## WHAT IS REQUIRED
Reproduce the listing below exactly, minus its pictures.

## RECORDS FOR THIS TASK
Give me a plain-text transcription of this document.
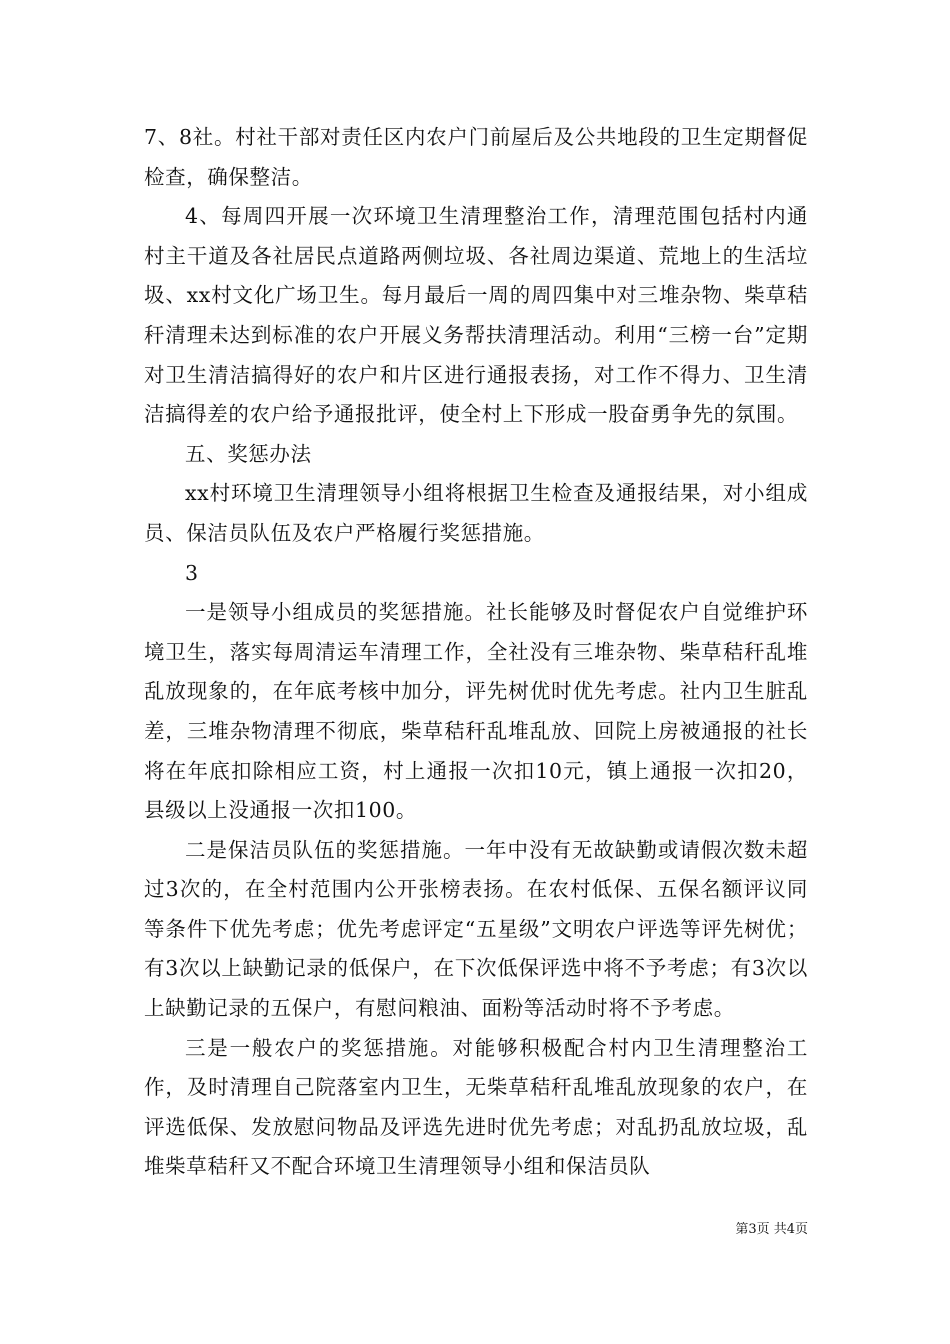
7、8社。村社干部对责任区内农户门前屋后及公共地段的卫生定期督促检查，确保整洁。

4、每周四开展一次环境卫生清理整治工作，清理范围包括村内通村主干道及各社居民点道路两侧垃圾、各社周边渠道、荒地上的生活垃圾、xx村文化广场卫生。每月最后一周的周四集中对三堆杂物、柴草秸秆清理未达到标准的农户开展义务帮扶清理活动。利用“三榜一台”定期对卫生清洁搞得好的农户和片区进行通报表扬，对工作不得力、卫生清洁搞得差的农户给予通报批评，使全村上下形成一股奋勇争先的氛围。

五、奖惩办法

xx村环境卫生清理领导小组将根据卫生检查及通报结果，对小组成员、保洁员队伍及农户严格履行奖惩措施。

3

一是领导小组成员的奖惩措施。社长能够及时督促农户自觉维护环境卫生，落实每周清运车清理工作，全社没有三堆杂物、柴草秸秆乱堆乱放现象的，在年底考核中加分，评先树优时优先考虑。社内卫生脏乱差，三堆杂物清理不彻底，柴草秸秆乱堆乱放、回院上房被通报的社长将在年底扣除相应工资，村上通报一次扣10元，镇上通报一次扣20，县级以上没通报一次扣100。

二是保洁员队伍的奖惩措施。一年中没有无故缺勤或请假次数未超过3次的，在全村范围内公开张榜表扬。在农村低保、五保名额评议同等条件下优先考虑；优先考虑评定“五星级”文明农户评选等评先树优；有3次以上缺勤记录的低保户，在下次低保评选中将不予考虑；有3次以上缺勤记录的五保户，有慰问粮油、面粉等活动时将不予考虑。

三是一般农户的奖惩措施。对能够积极配合村内卫生清理整治工作，及时清理自己院落室内卫生，无柴草秸秆乱堆乱放现象的农户，在评选低保、发放慰问物品及评选先进时优先考虑；对乱扔乱放垃圾，乱堆柴草秸秆又不配合环境卫生清理领导小组和保洁员队

第3页 共4页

## SOLUTION TO THE PROBLEM
Give me a plain-text transcription of this document.
7、8社。村社干部对责任区内农户门前屋后及公共地段的卫生定期督促检查，确保整洁。

4、每周四开展一次环境卫生清理整治工作，清理范围包括村内通村主干道及各社居民点道路两侧垃圾、各社周边渠道、荒地上的生活垃圾、xx村文化广场卫生。每月最后一周的周四集中对三堆杂物、柴草秸秆清理未达到标准的农户开展义务帮扶清理活动。利用“三榜一台”定期对卫生清洁搞得好的农户和片区进行通报表扬，对工作不得力、卫生清洁搞得差的农户给予通报批评，使全村上下形成一股奋勇争先的氛围。

五、奖惩办法

xx村环境卫生清理领导小组将根据卫生检查及通报结果，对小组成员、保洁员队伍及农户严格履行奖惩措施。

3

一是领导小组成员的奖惩措施。社长能够及时督促农户自觉维护环境卫生，落实每周清运车清理工作，全社没有三堆杂物、柴草秸秆乱堆乱放现象的，在年底考核中加分，评先树优时优先考虑。社内卫生脏乱差，三堆杂物清理不彻底，柴草秸秆乱堆乱放、回院上房被通报的社长将在年底扣除相应工资，村上通报一次扣10元，镇上通报一次扣20，县级以上没通报一次扣100。

二是保洁员队伍的奖惩措施。一年中没有无故缺勤或请假次数未超过3次的，在全村范围内公开张榜表扬。在农村低保、五保名额评议同等条件下优先考虑；优先考虑评定“五星级”文明农户评选等评先树优；有3次以上缺勤记录的低保户，在下次低保评选中将不予考虑；有3次以上缺勤记录的五保户，有慰问粮油、面粉等活动时将不予考虑。

三是一般农户的奖惩措施。对能够积极配合村内卫生清理整治工作，及时清理自己院落室内卫生，无柴草秸秆乱堆乱放现象的农户，在评选低保、发放慰问物品及评选先进时优先考虑；对乱扔乱放垃圾，乱堆柴草秸秆又不配合环境卫生清理领导小组和保洁员队

第3页 共4页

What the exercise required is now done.